TASK
Track down each line that has the word "title" and copy it.

[Records excerpted from a collection]
_ _ _
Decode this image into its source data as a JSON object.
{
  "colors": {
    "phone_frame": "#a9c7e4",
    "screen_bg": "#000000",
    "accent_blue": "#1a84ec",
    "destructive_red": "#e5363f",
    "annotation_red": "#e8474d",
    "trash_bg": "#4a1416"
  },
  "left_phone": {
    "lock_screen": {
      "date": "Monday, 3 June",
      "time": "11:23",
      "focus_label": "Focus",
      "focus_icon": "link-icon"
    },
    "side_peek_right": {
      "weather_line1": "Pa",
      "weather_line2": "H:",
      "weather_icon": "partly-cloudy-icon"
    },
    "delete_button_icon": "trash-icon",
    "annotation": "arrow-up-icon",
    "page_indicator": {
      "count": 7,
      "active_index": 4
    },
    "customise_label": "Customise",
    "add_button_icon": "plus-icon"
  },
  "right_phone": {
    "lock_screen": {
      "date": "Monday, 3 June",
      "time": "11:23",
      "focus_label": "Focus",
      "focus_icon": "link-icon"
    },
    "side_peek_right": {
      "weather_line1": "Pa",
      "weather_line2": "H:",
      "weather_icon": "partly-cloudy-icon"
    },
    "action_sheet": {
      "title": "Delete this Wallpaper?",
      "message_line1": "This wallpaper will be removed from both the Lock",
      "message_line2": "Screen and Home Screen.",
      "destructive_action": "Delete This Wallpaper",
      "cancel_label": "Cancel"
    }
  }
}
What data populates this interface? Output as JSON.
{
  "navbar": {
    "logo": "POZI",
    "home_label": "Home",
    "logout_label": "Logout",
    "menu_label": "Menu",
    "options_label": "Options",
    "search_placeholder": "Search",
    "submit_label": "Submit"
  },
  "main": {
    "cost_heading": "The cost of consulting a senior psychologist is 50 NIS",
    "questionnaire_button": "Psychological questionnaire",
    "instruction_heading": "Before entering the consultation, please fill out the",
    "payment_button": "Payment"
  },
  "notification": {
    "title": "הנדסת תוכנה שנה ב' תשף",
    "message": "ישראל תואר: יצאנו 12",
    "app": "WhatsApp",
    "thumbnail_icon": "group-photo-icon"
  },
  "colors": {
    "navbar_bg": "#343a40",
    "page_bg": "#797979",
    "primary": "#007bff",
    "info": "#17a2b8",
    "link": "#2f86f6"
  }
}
_ _ _
COMPLETE OUTPUT
      "title": "Delete this Wallpaper?",
    "title": "הנדסת תוכנה שנה ב' תשף",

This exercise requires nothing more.